Reading text:
= Beginning of Section =

The purpose of this study was to evaluate whether the urine protein to creatinine ratio (uPCR) has have clinical significance in relation to cardiovascular risk associated with carotid artery intima-media thickness (cIMT) progression, in subjects with type 2 diabetes and normoalbuminuria.
In this retrospective longitudinal study on T2D, we recruited 927 subjects with normoalbuminuria (urine albumin to creatinine ratio [uACR] < 30 mg/g) whose cIMT was measured at baseline and at least 1 year later, and whose initial urine protein to creatinine ratio (PCR) and ACR data were available.

= End of Section =

Information shown:
= Beginning of Section =

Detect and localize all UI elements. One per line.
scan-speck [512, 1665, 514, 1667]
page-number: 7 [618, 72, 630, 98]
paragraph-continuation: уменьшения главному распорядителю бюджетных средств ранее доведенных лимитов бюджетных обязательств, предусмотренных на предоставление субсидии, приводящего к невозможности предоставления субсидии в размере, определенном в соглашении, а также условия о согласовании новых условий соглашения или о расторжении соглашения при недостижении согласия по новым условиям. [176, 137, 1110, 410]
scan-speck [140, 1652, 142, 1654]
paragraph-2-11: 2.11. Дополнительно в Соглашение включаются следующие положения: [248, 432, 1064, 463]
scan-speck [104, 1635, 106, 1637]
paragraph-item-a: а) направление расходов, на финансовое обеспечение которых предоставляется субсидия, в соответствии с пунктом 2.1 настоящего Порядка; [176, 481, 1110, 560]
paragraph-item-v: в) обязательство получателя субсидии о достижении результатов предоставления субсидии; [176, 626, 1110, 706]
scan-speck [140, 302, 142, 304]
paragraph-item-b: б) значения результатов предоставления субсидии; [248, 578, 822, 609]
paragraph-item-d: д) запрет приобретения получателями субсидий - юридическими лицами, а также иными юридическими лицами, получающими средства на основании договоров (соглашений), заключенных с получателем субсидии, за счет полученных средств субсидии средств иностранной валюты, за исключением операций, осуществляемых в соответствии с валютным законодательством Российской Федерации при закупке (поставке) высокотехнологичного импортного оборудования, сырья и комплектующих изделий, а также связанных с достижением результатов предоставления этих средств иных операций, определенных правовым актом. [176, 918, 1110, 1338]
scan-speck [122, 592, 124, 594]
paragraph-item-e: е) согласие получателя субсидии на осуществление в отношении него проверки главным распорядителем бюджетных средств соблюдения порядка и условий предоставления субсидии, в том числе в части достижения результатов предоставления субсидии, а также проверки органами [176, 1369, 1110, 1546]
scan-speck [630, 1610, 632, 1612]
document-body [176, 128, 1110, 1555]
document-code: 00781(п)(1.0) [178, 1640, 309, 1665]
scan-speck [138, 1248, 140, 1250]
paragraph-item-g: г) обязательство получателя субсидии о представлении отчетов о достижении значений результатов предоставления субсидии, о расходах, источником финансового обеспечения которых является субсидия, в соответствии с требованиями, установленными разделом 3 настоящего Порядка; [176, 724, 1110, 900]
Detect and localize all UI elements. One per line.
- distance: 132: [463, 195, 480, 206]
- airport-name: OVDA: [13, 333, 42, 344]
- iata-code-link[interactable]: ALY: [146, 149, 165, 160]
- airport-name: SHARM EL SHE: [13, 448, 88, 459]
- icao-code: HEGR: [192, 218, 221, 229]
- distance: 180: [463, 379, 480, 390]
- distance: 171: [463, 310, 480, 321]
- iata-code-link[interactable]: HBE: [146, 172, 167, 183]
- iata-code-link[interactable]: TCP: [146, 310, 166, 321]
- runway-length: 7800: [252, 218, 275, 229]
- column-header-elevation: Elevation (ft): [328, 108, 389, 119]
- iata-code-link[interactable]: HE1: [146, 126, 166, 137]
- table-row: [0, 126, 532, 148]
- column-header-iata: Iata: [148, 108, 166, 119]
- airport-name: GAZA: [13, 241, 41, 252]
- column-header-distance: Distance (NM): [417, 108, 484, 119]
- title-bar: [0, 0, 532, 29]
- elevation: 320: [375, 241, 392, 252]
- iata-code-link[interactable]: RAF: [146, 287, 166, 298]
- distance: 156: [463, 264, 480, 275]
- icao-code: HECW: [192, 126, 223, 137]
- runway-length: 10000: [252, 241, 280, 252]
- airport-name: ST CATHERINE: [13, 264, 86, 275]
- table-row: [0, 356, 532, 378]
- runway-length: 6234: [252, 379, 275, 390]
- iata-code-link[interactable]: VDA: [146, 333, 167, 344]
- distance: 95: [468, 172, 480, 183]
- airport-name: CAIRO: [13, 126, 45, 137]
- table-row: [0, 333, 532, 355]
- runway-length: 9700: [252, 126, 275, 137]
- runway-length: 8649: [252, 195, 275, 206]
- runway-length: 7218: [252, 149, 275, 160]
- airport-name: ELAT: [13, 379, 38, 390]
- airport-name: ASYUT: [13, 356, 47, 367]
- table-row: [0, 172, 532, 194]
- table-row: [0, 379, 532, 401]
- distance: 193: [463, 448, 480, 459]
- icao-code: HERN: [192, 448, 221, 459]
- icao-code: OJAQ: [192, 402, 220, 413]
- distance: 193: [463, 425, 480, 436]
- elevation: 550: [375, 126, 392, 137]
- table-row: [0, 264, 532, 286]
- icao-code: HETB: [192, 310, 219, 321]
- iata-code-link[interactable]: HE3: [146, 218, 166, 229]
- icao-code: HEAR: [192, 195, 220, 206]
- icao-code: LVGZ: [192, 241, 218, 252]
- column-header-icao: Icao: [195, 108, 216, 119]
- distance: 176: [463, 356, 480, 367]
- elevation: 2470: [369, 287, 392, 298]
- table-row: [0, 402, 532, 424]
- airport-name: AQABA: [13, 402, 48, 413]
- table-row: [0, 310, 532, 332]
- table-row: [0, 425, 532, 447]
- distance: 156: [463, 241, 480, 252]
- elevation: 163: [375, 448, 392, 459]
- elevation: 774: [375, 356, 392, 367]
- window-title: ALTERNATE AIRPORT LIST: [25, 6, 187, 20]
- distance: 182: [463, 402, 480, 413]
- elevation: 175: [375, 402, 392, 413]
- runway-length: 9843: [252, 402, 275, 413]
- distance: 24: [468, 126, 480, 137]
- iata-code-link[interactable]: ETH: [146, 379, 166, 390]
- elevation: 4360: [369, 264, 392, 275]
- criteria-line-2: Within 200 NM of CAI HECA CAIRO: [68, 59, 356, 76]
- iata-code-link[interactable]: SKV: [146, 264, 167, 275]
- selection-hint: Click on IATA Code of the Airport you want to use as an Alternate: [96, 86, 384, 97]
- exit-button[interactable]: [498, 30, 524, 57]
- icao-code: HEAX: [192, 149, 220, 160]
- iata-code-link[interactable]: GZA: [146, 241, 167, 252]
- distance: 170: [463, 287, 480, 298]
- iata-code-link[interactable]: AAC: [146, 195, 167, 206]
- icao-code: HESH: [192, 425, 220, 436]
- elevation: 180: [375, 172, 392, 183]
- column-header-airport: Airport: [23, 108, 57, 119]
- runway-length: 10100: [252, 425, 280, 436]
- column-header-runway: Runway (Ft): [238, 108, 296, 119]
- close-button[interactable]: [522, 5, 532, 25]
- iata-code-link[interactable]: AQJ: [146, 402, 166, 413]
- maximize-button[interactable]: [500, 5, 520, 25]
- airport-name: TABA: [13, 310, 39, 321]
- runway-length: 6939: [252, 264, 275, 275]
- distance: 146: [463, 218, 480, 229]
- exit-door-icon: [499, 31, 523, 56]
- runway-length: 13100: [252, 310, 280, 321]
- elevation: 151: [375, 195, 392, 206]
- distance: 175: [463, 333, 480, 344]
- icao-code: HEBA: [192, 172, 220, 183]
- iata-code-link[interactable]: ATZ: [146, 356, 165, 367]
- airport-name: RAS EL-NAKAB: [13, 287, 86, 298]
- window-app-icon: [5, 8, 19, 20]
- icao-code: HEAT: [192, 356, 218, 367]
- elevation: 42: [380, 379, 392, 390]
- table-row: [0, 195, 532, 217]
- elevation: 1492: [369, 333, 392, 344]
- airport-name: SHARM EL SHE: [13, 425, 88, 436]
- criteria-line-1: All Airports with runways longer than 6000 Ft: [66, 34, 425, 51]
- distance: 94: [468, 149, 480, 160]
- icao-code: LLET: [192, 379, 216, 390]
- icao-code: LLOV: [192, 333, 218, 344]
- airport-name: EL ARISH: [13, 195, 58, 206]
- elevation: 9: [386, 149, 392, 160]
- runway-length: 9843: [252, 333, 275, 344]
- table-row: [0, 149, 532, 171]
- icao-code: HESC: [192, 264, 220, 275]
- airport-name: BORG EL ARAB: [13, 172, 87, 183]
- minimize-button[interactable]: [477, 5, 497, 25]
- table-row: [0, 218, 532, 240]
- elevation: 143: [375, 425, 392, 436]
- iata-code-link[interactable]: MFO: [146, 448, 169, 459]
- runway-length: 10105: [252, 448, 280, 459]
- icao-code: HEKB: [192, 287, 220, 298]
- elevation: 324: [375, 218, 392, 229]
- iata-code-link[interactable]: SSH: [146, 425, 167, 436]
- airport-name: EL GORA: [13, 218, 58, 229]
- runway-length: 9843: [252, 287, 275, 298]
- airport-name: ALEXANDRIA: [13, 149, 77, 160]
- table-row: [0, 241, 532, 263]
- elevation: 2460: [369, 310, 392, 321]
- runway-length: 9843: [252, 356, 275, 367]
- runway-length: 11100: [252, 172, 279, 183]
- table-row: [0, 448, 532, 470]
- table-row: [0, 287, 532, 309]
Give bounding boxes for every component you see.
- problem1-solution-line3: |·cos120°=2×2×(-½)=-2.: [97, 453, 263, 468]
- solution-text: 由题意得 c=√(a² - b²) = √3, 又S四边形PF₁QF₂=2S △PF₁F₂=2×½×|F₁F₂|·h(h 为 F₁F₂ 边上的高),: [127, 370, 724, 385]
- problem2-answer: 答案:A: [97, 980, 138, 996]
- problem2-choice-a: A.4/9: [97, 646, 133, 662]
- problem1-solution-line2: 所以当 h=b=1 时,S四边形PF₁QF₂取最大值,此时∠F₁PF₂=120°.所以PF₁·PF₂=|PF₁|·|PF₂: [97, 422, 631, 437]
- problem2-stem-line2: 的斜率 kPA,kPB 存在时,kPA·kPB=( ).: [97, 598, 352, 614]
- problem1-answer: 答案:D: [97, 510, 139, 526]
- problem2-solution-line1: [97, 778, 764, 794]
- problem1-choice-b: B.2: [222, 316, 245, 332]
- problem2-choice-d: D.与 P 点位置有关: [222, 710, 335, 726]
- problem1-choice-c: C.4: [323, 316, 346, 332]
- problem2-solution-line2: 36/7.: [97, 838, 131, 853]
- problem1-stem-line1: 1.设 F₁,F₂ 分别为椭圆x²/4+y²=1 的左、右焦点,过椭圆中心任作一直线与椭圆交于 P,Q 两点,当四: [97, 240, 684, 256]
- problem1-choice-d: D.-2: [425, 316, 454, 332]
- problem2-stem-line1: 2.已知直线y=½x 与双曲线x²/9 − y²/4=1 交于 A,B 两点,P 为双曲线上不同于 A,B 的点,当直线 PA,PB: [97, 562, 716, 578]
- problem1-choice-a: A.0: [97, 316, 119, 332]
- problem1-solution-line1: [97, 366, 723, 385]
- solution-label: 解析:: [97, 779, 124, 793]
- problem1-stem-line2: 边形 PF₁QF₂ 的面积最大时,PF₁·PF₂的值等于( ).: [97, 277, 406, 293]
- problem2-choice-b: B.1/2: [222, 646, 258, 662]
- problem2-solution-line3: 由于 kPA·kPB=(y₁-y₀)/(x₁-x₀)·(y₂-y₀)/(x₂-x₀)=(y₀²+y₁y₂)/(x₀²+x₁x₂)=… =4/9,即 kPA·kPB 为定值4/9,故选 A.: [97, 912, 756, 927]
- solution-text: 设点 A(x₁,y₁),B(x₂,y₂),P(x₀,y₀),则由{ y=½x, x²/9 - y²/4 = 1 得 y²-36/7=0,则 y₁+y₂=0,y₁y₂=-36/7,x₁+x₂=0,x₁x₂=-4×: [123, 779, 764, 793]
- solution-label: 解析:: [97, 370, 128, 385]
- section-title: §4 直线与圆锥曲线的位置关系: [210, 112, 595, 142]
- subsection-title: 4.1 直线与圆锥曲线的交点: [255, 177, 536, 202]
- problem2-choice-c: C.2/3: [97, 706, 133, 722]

= End of Section =

Exercise instructions:
a) List every abbreviation that the diabetes study abstract introduces in parentheses or brackets directly after a spelled-out term, and give the term each one stands for.
b) Continue the diabetes study abstract, starting after its last sentence.

Responses per task:
a)
uPCR: urine protein to creatinine ratio
cIMT: carotid artery intima-media thickness
uACR: urine albumin to creatinine ratio
PCR: urine protein to creatinine ratio

b)
Higher initial uPCR was positively correlated with a greater increment in maximal cIMT (β=0.074, p=0.028), and this correlation was significant even after adjusting for multiple confounding factors (β=0.074, p=0.046). High baseline uPCR was an independent predictive factor for the increased risk of maximal cIMT progression in a simple logistic regression model (OR, 1.41; 95% CI, [1.08-1.86]; p=0.013). Even after adjusting for several confounding variables, higher uPCR was significantly associated with a higher risk of cIMT progression (OR, 1.48; 95% CI, [1.08−2.03]; p=0.014).
These results suggest that high uPCR may be a useful predictive marker for the progression of carotid artery atherosclerosis, even in subjects with T2D and without albuminuria.